→ PROBLEM TO SOLVE
Search the records below for the word "公允价值变动". Pull out each line that has it.

→ RECORDS PROVIDED
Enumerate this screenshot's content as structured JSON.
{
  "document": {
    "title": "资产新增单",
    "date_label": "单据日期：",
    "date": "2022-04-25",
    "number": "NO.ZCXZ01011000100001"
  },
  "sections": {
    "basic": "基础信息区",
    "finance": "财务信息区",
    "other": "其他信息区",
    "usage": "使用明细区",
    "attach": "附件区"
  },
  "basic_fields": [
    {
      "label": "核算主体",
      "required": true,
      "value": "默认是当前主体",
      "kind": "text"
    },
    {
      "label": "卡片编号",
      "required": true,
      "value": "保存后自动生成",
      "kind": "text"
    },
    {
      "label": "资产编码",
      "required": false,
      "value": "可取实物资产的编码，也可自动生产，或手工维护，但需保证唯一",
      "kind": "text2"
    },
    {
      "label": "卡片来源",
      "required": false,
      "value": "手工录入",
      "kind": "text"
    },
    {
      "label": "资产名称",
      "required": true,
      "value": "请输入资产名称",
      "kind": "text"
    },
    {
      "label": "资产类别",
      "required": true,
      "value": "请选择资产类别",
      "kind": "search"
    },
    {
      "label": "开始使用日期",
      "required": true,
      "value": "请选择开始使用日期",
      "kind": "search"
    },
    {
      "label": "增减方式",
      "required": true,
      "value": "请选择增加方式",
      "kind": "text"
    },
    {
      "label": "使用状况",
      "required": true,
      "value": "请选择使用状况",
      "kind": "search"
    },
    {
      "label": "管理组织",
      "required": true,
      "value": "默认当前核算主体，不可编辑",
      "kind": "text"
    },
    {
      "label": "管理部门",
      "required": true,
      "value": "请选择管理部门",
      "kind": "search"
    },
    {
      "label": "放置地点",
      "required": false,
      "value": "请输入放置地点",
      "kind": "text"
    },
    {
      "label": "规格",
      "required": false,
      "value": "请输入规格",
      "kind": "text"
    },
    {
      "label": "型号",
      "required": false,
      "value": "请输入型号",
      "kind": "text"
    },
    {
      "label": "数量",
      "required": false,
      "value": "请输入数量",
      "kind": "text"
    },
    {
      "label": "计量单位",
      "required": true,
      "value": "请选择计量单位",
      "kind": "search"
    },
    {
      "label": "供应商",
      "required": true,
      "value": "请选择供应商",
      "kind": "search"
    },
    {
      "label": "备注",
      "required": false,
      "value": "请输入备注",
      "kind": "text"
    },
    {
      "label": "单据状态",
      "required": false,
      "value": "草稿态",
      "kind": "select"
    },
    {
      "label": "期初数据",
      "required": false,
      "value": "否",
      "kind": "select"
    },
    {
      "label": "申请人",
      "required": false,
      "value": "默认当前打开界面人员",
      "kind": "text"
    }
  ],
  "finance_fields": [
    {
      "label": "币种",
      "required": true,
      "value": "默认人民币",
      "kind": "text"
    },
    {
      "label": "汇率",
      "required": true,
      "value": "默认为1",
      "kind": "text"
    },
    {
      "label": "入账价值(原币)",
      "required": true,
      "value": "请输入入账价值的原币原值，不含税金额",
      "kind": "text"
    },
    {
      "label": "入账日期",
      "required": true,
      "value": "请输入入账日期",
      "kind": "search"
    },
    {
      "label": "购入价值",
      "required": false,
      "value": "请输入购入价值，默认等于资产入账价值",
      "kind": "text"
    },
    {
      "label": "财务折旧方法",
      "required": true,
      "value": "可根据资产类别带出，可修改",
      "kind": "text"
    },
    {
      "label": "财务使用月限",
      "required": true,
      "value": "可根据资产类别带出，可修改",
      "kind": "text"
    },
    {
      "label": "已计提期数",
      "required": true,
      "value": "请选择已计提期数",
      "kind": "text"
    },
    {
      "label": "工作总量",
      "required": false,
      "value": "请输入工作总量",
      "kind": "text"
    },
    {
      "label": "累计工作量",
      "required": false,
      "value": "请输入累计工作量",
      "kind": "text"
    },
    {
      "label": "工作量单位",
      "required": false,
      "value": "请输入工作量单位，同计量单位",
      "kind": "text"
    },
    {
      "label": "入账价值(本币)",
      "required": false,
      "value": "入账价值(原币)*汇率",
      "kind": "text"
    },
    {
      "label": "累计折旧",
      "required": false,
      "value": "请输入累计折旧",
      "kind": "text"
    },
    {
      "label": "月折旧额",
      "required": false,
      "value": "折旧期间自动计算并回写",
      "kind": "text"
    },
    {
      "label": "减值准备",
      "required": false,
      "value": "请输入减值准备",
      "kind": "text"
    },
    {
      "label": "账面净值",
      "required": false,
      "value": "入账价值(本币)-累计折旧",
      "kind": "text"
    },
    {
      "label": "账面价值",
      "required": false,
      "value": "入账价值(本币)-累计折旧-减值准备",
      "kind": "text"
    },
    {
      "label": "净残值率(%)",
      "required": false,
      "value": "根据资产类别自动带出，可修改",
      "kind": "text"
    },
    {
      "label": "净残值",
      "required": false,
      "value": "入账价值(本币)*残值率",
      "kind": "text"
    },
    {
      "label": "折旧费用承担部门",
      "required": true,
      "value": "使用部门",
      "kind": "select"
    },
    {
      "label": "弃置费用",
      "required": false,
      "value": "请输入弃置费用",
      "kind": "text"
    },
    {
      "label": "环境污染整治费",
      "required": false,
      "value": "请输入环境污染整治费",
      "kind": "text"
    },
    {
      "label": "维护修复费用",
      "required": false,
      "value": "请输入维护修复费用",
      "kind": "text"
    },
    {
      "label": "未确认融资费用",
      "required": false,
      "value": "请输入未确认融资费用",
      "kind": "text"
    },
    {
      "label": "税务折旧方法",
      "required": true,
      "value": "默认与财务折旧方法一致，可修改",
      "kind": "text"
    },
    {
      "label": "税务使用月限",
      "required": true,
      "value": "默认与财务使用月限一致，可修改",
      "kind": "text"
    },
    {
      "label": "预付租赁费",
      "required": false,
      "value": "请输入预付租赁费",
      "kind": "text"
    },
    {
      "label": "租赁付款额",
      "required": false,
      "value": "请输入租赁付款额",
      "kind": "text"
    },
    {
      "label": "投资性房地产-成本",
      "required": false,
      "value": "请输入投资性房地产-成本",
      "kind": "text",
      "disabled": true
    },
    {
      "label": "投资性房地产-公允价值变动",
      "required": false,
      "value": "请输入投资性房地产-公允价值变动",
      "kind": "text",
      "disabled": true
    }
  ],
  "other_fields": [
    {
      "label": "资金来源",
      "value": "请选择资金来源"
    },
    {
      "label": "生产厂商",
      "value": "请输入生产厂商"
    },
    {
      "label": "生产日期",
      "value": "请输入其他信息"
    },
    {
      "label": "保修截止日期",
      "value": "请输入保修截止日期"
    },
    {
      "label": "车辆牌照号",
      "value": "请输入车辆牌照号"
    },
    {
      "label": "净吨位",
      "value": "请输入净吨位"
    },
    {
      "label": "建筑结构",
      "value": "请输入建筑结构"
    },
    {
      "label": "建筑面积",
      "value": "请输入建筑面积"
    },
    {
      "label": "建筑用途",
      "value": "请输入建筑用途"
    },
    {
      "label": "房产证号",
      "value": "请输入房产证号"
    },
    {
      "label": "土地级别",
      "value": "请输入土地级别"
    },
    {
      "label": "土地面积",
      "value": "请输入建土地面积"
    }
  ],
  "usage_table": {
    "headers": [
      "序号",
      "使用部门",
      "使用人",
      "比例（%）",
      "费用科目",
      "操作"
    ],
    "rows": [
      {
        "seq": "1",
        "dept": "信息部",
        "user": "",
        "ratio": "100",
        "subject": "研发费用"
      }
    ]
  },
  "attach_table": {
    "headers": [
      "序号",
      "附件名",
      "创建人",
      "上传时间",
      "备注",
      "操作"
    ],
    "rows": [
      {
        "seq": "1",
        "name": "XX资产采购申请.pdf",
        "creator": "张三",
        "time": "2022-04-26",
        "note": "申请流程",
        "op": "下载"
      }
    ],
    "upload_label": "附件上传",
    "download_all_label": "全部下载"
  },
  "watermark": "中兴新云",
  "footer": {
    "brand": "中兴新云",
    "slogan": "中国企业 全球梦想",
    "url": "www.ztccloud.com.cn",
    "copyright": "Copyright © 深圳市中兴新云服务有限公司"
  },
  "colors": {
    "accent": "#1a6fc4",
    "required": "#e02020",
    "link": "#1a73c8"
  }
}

→ TASK ANSWER
      "label": "投资性房地产-公允价值变动",
      "value": "请输入投资性房地产-公允价值变动",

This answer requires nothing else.